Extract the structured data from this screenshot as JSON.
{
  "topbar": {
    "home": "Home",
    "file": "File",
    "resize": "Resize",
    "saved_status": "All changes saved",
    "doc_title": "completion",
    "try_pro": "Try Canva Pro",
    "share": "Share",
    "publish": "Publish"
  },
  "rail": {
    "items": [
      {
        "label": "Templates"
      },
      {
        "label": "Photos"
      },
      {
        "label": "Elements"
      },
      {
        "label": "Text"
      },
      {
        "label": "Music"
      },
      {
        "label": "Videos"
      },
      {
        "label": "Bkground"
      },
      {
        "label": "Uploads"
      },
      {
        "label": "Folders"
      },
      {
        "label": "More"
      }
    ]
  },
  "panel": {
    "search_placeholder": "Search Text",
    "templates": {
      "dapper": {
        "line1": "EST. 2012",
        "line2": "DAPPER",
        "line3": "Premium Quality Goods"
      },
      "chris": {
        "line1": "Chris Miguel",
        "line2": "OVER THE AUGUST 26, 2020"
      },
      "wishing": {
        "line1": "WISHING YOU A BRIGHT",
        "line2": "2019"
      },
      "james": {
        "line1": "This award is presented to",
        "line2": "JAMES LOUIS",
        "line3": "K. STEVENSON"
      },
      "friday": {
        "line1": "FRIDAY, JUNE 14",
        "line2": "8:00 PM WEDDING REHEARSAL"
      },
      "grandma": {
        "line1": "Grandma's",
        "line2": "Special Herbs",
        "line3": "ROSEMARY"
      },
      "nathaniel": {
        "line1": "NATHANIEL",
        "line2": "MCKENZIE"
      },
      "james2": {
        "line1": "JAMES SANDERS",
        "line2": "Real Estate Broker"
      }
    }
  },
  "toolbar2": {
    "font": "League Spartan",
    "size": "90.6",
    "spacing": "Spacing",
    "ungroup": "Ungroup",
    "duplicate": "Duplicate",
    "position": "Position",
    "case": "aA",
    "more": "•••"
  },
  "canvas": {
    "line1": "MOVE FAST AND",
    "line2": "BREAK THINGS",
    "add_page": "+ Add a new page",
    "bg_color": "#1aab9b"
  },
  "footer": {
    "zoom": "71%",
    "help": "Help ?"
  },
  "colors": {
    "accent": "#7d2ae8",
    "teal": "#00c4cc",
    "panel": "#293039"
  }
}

§ WHAT IS REQUIRED
Write the whole listing out again. Keep every line exactly as it is.

§ RESULT FOR THIS TASK
Extract the structured data from this screenshot as JSON.
{
  "topbar": {
    "home": "Home",
    "file": "File",
    "resize": "Resize",
    "saved_status": "All changes saved",
    "doc_title": "completion",
    "try_pro": "Try Canva Pro",
    "share": "Share",
    "publish": "Publish"
  },
  "rail": {
    "items": [
      {
        "label": "Templates"
      },
      {
        "label": "Photos"
      },
      {
        "label": "Elements"
      },
      {
        "label": "Text"
      },
      {
        "label": "Music"
      },
      {
        "label": "Videos"
      },
      {
        "label": "Bkground"
      },
      {
        "label": "Uploads"
      },
      {
        "label": "Folders"
      },
      {
        "label": "More"
      }
    ]
  },
  "panel": {
    "search_placeholder": "Search Text",
    "templates": {
      "dapper": {
        "line1": "EST. 2012",
        "line2": "DAPPER",
        "line3": "Premium Quality Goods"
      },
      "chris": {
        "line1": "Chris Miguel",
        "line2": "OVER THE AUGUST 26, 2020"
      },
      "wishing": {
        "line1": "WISHING YOU A BRIGHT",
        "line2": "2019"
      },
      "james": {
        "line1": "This award is presented to",
        "line2": "JAMES LOUIS",
        "line3": "K. STEVENSON"
      },
      "friday": {
        "line1": "FRIDAY, JUNE 14",
        "line2": "8:00 PM WEDDING REHEARSAL"
      },
      "grandma": {
        "line1": "Grandma's",
        "line2": "Special Herbs",
        "line3": "ROSEMARY"
      },
      "nathaniel": {
        "line1": "NATHANIEL",
        "line2": "MCKENZIE"
      },
      "james2": {
        "line1": "JAMES SANDERS",
        "line2": "Real Estate Broker"
      }
    }
  },
  "toolbar2": {
    "font": "League Spartan",
    "size": "90.6",
    "spacing": "Spacing",
    "ungroup": "Ungroup",
    "duplicate": "Duplicate",
    "position": "Position",
    "case": "aA",
    "more": "•••"
  },
  "canvas": {
    "line1": "MOVE FAST AND",
    "line2": "BREAK THINGS",
    "add_page": "+ Add a new page",
    "bg_color": "#1aab9b"
  },
  "footer": {
    "zoom": "71%",
    "help": "Help ?"
  },
  "colors": {
    "accent": "#7d2ae8",
    "teal": "#00c4cc",
    "panel": "#293039"
  }
}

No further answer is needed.